→ SOURCE EXCERPT
# THE SCRUBS: Amazon cut price to 99cents & Red Adept Review



## SimonWood (Nov 13, 2009)

New to Kindle and Smashwords is the eBook version of _*The Scrubs*_.

James Jeter, the notorious serial killer with a sixth sense, holds court inside London's Wormwood Scrubs Prison. He's the focus of the "North Wing Project." Under the influence of a hallucinogen, Jeter can create an alternative world known as "The Rift" containing the souls of his victims. Pardons are on offer to inmates who'll enter The Rift. Michael Keeler has nothing to lose and little to live for. He's sent into The Rift to learn the identity of Jeter's last victim. It's a mission where the guilty can be redeemed, but at a price...

→ RAW RECORDS
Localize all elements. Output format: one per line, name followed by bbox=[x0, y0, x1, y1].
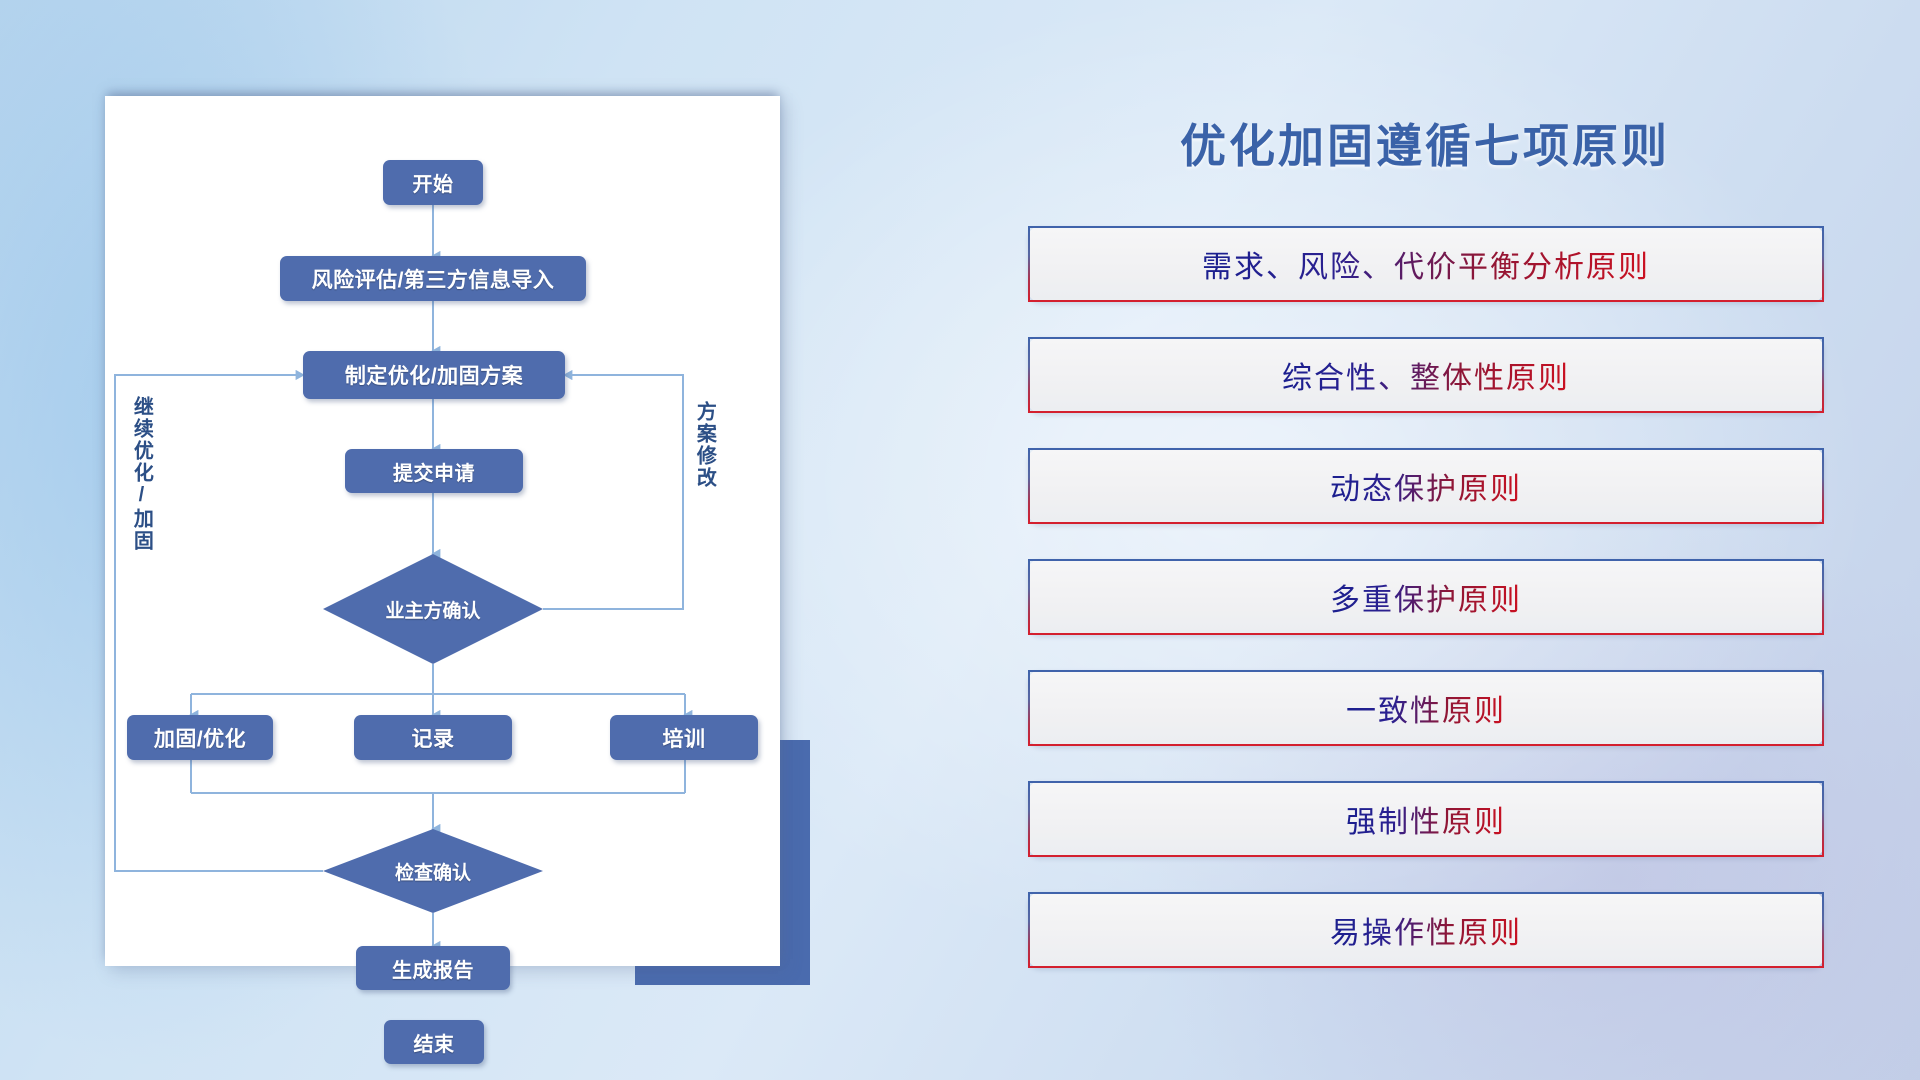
node-start[interactable]: 开始 bbox=[383, 160, 483, 205]
principle-label: 强制性原则 bbox=[1346, 797, 1506, 841]
principle-label: 易操作性原则 bbox=[1330, 908, 1522, 952]
node-reinforce-optimize-label: 加固/优化 bbox=[154, 723, 246, 753]
principles-list: 需求、风险、代价平衡分析原则 综合性、整体性原则 动态保护原则 多重保护原则 一… bbox=[1028, 226, 1824, 1003]
node-risk-assessment[interactable]: 风险评估/第三方信息导入 bbox=[280, 256, 586, 301]
node-end-label: 结束 bbox=[414, 1028, 455, 1057]
node-submit-application-label: 提交申请 bbox=[393, 457, 475, 486]
node-check-confirm-label: 检查确认 bbox=[353, 856, 513, 886]
slide-canvas: 开始 风险评估/第三方信息导入 制定优化/加固方案 提交申请 业主方确认 加固/… bbox=[0, 0, 1920, 1080]
node-training-label: 培训 bbox=[663, 723, 706, 753]
node-reinforce-optimize[interactable]: 加固/优化 bbox=[127, 715, 273, 760]
node-make-plan-label: 制定优化/加固方案 bbox=[345, 360, 523, 390]
principle-card[interactable]: 需求、风险、代价平衡分析原则 bbox=[1028, 226, 1824, 302]
principles-panel: 优化加固遵循七项原则 需求、风险、代价平衡分析原则 综合性、整体性原则 动态保护… bbox=[1020, 96, 1830, 996]
node-generate-report[interactable]: 生成报告 bbox=[356, 946, 510, 990]
edge-label-revise-loop: 方案修改 bbox=[694, 401, 714, 489]
node-make-plan[interactable]: 制定优化/加固方案 bbox=[303, 351, 565, 399]
principle-card[interactable]: 综合性、整体性原则 bbox=[1028, 337, 1824, 413]
principle-card[interactable]: 易操作性原则 bbox=[1028, 892, 1824, 968]
principle-card[interactable]: 多重保护原则 bbox=[1028, 559, 1824, 635]
principle-label: 综合性、整体性原则 bbox=[1282, 353, 1570, 397]
node-owner-confirm-label: 业主方确认 bbox=[353, 594, 513, 624]
node-end[interactable]: 结束 bbox=[384, 1020, 484, 1064]
principle-card[interactable]: 动态保护原则 bbox=[1028, 448, 1824, 524]
principle-label: 多重保护原则 bbox=[1330, 575, 1522, 619]
principle-label: 动态保护原则 bbox=[1330, 464, 1522, 508]
principle-card[interactable]: 一致性原则 bbox=[1028, 670, 1824, 746]
principle-label: 需求、风险、代价平衡分析原则 bbox=[1202, 242, 1650, 286]
node-submit-application[interactable]: 提交申请 bbox=[345, 449, 523, 493]
node-record-label: 记录 bbox=[412, 723, 455, 753]
node-record[interactable]: 记录 bbox=[354, 715, 512, 760]
edge-label-continue-loop: 继续优化/加固 bbox=[131, 396, 151, 552]
flowchart-card: 开始 风险评估/第三方信息导入 制定优化/加固方案 提交申请 业主方确认 加固/… bbox=[105, 96, 780, 966]
node-generate-report-label: 生成报告 bbox=[392, 954, 474, 983]
principle-card[interactable]: 强制性原则 bbox=[1028, 781, 1824, 857]
flowchart-connectors bbox=[105, 96, 780, 966]
principle-label: 一致性原则 bbox=[1346, 686, 1506, 730]
page-title: 优化加固遵循七项原则 bbox=[1020, 110, 1830, 176]
node-start-label: 开始 bbox=[413, 168, 454, 197]
node-risk-assessment-label: 风险评估/第三方信息导入 bbox=[312, 264, 555, 294]
node-training[interactable]: 培训 bbox=[610, 715, 758, 760]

→ WORK TO COMPLETE
(1) Please decide whether each statement below agrees with the forum post about The Scrubs, answering yes or no and quoting the deciding words of the post. (a) The eBook version of The Scrubs is newly available on Kindle and Smashwords. (b) Jeter is held in London's Wormwood Scrubs Prison. (c) Michael Keeler is sent into The Rift to learn the identity of Jeter's first victim.
(2) Carry on with the forum post about The Scrubs, picking up after its final sentence.

→ EXPECTED RESPONSES
(1)
(a) Yes: "New to Kindle and Smashwords is the eBook version of"
(b) Yes: "holds court inside London's Wormwood Scrubs Prison"
(c) No: "He's sent into The Rift to learn the identity of Jeter's last victim."

(2)
Kindle: http://www.amazon.com/The-Scrubs-ebook/dp/B003DQNXTS
Smashwords: http://www.smashwords.com/books/view/11486

What They Are Saying About _*The Scrubs*_:
"The Scrubs is one merciless piece of work."
- Gary A. Braunbeck, author of Coffin Country

"The Scrubs...it's a journey to a Twilight Zone of our time."
- Mort Castle, author of The Stranger

"Lean, mean fear machine - The Scrubs is gruesomely inventive entertainment."
- Simon Clark, author of This Rage of echoes

"The Scrubs is a superb, fast-paced journey through the hell of incarceration...and way, way beyond."
- Tim Lebbon, author of Dawn

"This is a fascinating, disturbing journey."
- Dark Discoveries Magazine

"A surreal horror trip."
- Horror Fiction Review

It was the first book to come out under my horror pen name Simon Janus a couple of years ago. For the English folk out there, you'll recognize the name of the prison.

Thanks for listening and I hope you'll check it out.


----------



## Nathan (Nov 13, 2009)

Picked it up on Kindle...half way through....freakin awesome man!


----------



## SimonWood (Nov 13, 2009)

Nathan said:


> Picked it up on Kindle...half way through....freakin awesome man!


Say it louder, I don't think everyone heard. 

FYI, this is book 1 in a trilogy.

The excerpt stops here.